The Word of God still shines with hope

Deep within this frightened life I live

A voice so soft and still grows

And when the sun is hidden

And the shadows cloud my starless skies

Amazingly, I turn and see a light


[Chorus]

God's promises are rainbows in the night

Shining hope inside when shadows cloud my eyes

His promises are rainbows in the night

Guiding through the darkest times

God's promises are rainbows in the night


You may be aware that a baby born after a miscarriage is often referred to as a “rainbow baby.” This is because rainbows symbolize beauty after a dark time just like the birth of a baby brings joy after such a tragic loss. Our pregnancy in 2022 was something we’d never planned on, but when we miscarried, our family was suddenly missing someone. We prayed and asked God what He would birth from that feeling, so when we became pregnant again this year, we were cautiously ecstatic. Conversations soon became centered around “When the baby comes…” as we prepared for this precious one’s arrival.
I struggled every day with fear of losing this baby, too, but I knew I had to choose to trust. (I think we often shame ourselves when we struggle with fear, but it’s not the actual fear that is the problem. Rather, it’s what we choose to DO with that fear. For me, this meant I had to make a constant choice to look to the Lord, and isn’t that where we ultimately want to be?) As I daily chose to surrender my fears and trust the Lord, a frequent prayer was that God would prepare my heart to grieve or rejoice for whatever HIS plan was for this baby. In the end, this meant that the Lord was preparing my heart to grieve another loss, as Sparrow was not meant to be our rainbow baby. 


Before my surgery, a sweet friend brought a meal over to our house along with the most precious gift—glasswork art of a rainbow. She told me that as she made it, she prayed for our family. It’s hanging in the window by where I have my quiet time, and I love how the sun shines so brightly into it at certain points of the day, reflecting such rich, vivid colors. 

As I reflect on losing Sparrow, I will be totally honest with where I’m at in this process of my grief which is I just do not understand how this could be God’s plan for us. Why even allow us to get pregnant again if He was going to take this baby from us? I’m thankful God allows me to come to Him with these questions. Rather than blame Him or become bitter, though, I so desire to surrender the hurt and confusion and just let Him wash over me with His comfort and love and grace. I’m reminded I can question God while still ultimately choosing to trust Him.

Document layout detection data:
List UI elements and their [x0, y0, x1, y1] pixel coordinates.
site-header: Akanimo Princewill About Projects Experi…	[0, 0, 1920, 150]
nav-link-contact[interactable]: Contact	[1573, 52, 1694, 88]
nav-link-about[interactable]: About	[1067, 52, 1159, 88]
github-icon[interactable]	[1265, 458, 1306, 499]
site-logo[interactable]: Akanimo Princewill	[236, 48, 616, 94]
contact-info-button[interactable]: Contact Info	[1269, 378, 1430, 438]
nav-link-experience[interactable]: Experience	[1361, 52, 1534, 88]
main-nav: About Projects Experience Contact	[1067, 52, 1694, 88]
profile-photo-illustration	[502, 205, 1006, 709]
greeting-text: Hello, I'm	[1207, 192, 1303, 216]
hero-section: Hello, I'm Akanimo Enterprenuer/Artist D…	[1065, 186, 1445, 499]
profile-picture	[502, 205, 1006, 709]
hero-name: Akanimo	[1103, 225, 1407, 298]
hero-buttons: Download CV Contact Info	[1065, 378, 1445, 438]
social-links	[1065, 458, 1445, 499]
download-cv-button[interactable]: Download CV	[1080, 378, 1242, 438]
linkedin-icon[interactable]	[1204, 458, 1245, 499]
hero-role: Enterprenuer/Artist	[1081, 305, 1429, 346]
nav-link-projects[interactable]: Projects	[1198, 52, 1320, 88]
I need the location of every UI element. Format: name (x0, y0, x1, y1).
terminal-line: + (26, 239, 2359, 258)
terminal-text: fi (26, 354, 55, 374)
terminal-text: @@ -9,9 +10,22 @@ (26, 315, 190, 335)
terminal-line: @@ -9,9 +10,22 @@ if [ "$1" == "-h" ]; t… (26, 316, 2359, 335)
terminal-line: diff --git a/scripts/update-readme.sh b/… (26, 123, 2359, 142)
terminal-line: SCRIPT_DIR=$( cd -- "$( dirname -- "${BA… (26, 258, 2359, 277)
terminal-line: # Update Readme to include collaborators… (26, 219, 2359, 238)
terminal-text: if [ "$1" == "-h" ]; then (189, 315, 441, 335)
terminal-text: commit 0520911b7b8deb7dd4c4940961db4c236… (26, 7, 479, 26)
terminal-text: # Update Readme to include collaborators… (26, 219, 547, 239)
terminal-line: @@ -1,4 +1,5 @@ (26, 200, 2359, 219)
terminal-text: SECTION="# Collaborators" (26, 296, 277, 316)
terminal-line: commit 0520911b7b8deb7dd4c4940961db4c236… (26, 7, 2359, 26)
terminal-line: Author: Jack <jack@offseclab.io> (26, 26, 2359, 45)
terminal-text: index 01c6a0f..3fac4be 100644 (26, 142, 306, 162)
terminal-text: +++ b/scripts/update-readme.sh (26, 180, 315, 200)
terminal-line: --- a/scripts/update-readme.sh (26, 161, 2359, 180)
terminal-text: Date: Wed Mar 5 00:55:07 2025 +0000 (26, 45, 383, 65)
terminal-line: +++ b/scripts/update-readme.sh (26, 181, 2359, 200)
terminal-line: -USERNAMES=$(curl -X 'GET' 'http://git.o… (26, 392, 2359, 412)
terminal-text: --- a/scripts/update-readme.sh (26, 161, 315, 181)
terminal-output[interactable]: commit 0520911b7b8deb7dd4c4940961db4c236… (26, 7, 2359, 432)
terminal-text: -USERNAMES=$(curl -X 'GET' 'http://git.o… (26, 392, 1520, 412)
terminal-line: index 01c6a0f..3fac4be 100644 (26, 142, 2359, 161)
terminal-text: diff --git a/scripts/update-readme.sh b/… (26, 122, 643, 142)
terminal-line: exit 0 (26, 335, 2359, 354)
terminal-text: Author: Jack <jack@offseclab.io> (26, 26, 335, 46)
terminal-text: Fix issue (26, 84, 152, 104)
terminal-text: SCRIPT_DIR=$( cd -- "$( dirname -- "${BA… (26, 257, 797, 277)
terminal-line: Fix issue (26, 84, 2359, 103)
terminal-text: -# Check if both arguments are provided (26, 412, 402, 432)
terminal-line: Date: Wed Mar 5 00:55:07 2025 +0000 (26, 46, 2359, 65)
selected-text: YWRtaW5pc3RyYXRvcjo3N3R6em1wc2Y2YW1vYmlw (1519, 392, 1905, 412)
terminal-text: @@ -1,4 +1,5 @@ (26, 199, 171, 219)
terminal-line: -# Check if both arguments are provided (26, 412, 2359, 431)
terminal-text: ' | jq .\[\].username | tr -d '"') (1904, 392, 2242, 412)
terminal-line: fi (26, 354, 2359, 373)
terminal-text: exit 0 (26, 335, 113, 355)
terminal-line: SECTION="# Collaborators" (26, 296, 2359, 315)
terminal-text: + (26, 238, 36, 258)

USING THE INFORMATION:
• A. In the passage on rainbows and loss, rewrite the stretch from "Guiding through the" through "precious one’s arrival.", substituting "pregnancy loss" for "miscarriage".
• B. For each statement, say whether it agrees with the passage on rainbows and loss (yes or no), and quote the words that decide it.
(i) The friend's gift was glasswork art of a rainbow.
(ii) The pregnancy in 2022 was planned.
(iii) The writer chooses to blame God for the loss.
• C. Answer these questions from the passage on rainbows and loss.
(i) What is a baby born after a miscarriage often called?
(ii) What did the writer frequently pray God would prepare her heart to do?
(iii) Where is the rainbow gift hanging?

EXPECTED OUTPUTS:
• A.
Guiding through the darkest times

God's promises are rainbows in the night


You may be aware that a baby born after a pregnancy loss is often referred to as a “rainbow baby.” This is because rainbows symbolize beauty after a dark time just like the birth of a baby brings joy after such a tragic loss. Our pregnancy in 2022 was something we’d never planned on, but when we miscarried, our family was suddenly missing someone. We prayed and asked God what He would birth from that feeling, so when we became pregnant again this year, we were cautiously ecstatic. Conversations soon became centered around “When the baby comes…” as we prepared for this precious one’s arrival.

• B.
(i) Yes: "glasswork art of a rainbow"
(ii) No: "Our pregnancy in 2022 was something we’d never planned on"
(iii) No: "Rather than blame Him or become bitter, though, I so desire to surrender the hurt and confusion"

• C.
(i) A "rainbow baby."
(ii) To grieve or rejoice for whatever His plan was for this baby.
(iii) In the window by where the writer has quiet time.